## BEGIN

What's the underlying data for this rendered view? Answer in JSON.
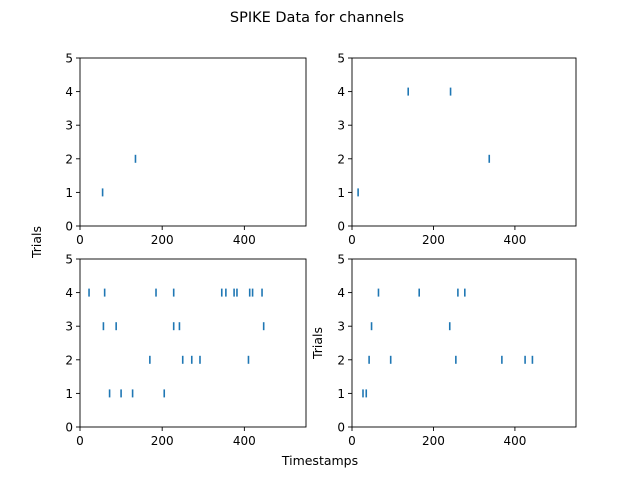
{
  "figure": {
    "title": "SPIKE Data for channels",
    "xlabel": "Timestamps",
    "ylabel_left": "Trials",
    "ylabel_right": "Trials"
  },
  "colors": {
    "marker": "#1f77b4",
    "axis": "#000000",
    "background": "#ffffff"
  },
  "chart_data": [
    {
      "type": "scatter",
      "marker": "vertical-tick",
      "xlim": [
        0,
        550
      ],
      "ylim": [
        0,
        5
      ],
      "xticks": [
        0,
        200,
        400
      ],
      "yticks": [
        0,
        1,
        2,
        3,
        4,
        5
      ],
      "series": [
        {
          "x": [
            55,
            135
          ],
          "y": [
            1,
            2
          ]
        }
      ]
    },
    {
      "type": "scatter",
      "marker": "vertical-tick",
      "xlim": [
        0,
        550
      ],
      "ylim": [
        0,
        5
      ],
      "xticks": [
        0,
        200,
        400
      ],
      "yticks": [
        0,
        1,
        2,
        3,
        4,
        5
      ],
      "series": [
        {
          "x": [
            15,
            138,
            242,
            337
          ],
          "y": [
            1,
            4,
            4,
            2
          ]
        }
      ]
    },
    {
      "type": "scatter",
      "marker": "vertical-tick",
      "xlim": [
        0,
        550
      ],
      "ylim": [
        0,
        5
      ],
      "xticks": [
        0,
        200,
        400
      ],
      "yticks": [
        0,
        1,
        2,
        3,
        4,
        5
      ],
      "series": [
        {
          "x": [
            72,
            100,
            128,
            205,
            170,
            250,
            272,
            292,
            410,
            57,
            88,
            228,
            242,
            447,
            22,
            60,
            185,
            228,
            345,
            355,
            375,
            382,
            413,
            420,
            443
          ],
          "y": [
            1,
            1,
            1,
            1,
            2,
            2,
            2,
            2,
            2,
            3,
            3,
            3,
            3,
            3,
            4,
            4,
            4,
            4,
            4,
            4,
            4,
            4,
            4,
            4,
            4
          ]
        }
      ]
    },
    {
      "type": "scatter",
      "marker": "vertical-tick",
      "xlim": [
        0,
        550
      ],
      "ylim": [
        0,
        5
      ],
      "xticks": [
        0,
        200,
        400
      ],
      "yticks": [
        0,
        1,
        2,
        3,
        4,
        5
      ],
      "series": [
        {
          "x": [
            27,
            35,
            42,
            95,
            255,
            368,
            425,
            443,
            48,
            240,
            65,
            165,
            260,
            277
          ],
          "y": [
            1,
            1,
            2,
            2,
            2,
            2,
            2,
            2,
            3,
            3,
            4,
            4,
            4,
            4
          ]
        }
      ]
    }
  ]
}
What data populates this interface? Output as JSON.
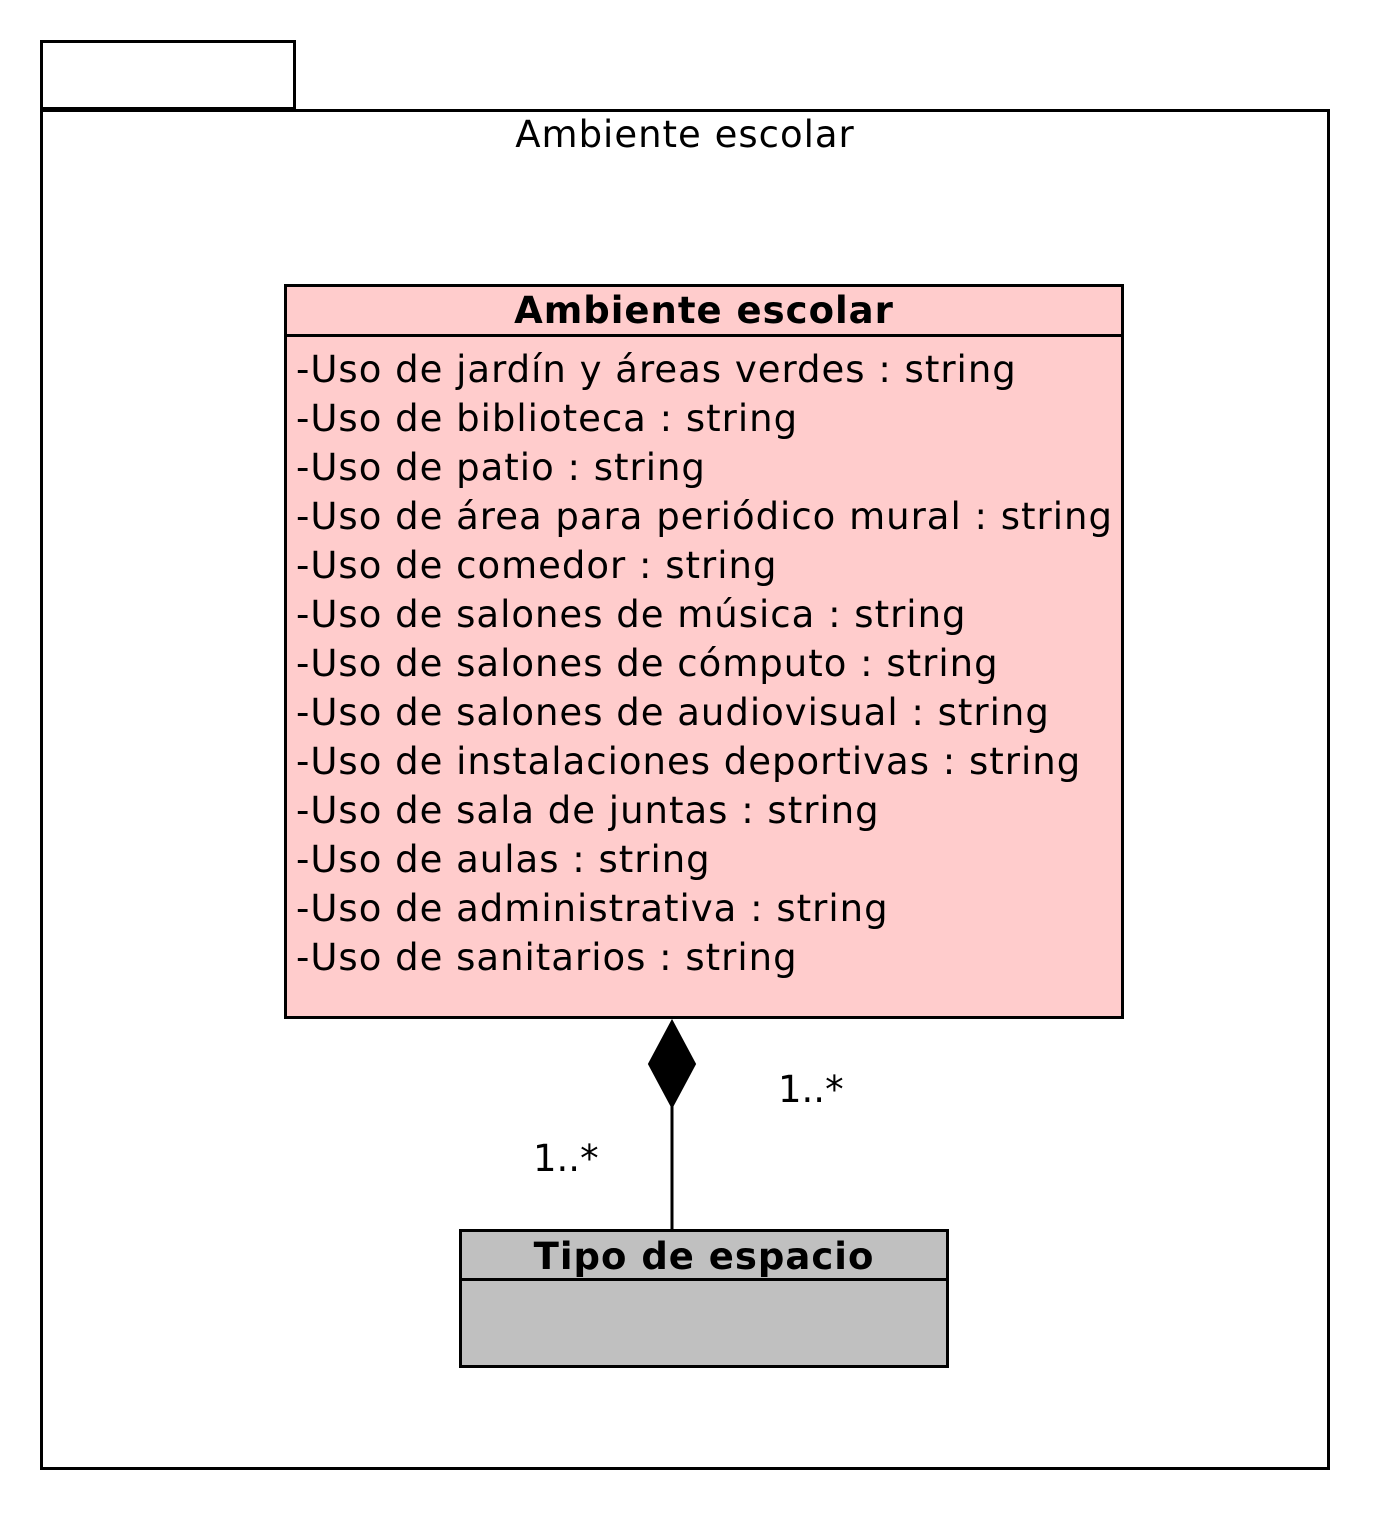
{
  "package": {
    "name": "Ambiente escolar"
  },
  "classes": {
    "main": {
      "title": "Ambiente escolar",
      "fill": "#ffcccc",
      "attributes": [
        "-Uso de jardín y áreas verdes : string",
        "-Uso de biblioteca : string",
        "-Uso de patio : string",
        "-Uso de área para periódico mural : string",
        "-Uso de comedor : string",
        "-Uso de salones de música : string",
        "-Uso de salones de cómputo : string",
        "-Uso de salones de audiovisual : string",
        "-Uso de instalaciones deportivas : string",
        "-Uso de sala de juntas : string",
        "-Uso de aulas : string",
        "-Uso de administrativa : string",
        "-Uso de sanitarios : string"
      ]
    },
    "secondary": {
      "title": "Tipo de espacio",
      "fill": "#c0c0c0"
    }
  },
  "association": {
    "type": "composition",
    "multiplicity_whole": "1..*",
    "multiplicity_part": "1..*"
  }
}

## END

- [INSTRUCTION]: Copy all the entries word for word. Omit any pictures.

- [SOLVED EXERCISE]:
What's the underlying data for this rendered view? Answer in JSON.
{
  "figure": {
    "title": "SPIKE Data for channels",
    "xlabel": "Timestamps",
    "ylabel_left": "Trials",
    "ylabel_right": "Trials"
  },
  "colors": {
    "marker": "#1f77b4",
    "axis": "#000000",
    "background": "#ffffff"
  },
  "chart_data": [
    {
      "type": "scatter",
      "marker": "vertical-tick",
      "xlim": [
        0,
        550
      ],
      "ylim": [
        0,
        5
      ],
      "xticks": [
        0,
        200,
        400
      ],
      "yticks": [
        0,
        1,
        2,
        3,
        4,
        5
      ],
      "series": [
        {
          "x": [
            55,
            135
          ],
          "y": [
            1,
            2
          ]
        }
      ]
    },
    {
      "type": "scatter",
      "marker": "vertical-tick",
      "xlim": [
        0,
        550
      ],
      "ylim": [
        0,
        5
      ],
      "xticks": [
        0,
        200,
        400
      ],
      "yticks": [
        0,
        1,
        2,
        3,
        4,
        5
      ],
      "series": [
        {
          "x": [
            15,
            138,
            242,
            337
          ],
          "y": [
            1,
            4,
            4,
            2
          ]
        }
      ]
    },
    {
      "type": "scatter",
      "marker": "vertical-tick",
      "xlim": [
        0,
        550
      ],
      "ylim": [
        0,
        5
      ],
      "xticks": [
        0,
        200,
        400
      ],
      "yticks": [
        0,
        1,
        2,
        3,
        4,
        5
      ],
      "series": [
        {
          "x": [
            72,
            100,
            128,
            205,
            170,
            250,
            272,
            292,
            410,
            57,
            88,
            228,
            242,
            447,
            22,
            60,
            185,
            228,
            345,
            355,
            375,
            382,
            413,
            420,
            443
          ],
          "y": [
            1,
            1,
            1,
            1,
            2,
            2,
            2,
            2,
            2,
            3,
            3,
            3,
            3,
            3,
            4,
            4,
            4,
            4,
            4,
            4,
            4,
            4,
            4,
            4,
            4
          ]
        }
      ]
    },
    {
      "type": "scatter",
      "marker": "vertical-tick",
      "xlim": [
        0,
        550
      ],
      "ylim": [
        0,
        5
      ],
      "xticks": [
        0,
        200,
        400
      ],
      "yticks": [
        0,
        1,
        2,
        3,
        4,
        5
      ],
      "series": [
        {
          "x": [
            27,
            35,
            42,
            95,
            255,
            368,
            425,
            443,
            48,
            240,
            65,
            165,
            260,
            277
          ],
          "y": [
            1,
            1,
            2,
            2,
            2,
            2,
            2,
            2,
            3,
            3,
            4,
            4,
            4,
            4
          ]
        }
      ]
    }
  ]
}
What data populates this interface? Output as JSON.
{
  "package": {
    "name": "Ambiente escolar"
  },
  "classes": {
    "main": {
      "title": "Ambiente escolar",
      "fill": "#ffcccc",
      "attributes": [
        "-Uso de jardín y áreas verdes : string",
        "-Uso de biblioteca : string",
        "-Uso de patio : string",
        "-Uso de área para periódico mural : string",
        "-Uso de comedor : string",
        "-Uso de salones de música : string",
        "-Uso de salones de cómputo : string",
        "-Uso de salones de audiovisual : string",
        "-Uso de instalaciones deportivas : string",
        "-Uso de sala de juntas : string",
        "-Uso de aulas : string",
        "-Uso de administrativa : string",
        "-Uso de sanitarios : string"
      ]
    },
    "secondary": {
      "title": "Tipo de espacio",
      "fill": "#c0c0c0"
    }
  },
  "association": {
    "type": "composition",
    "multiplicity_whole": "1..*",
    "multiplicity_part": "1..*"
  }
}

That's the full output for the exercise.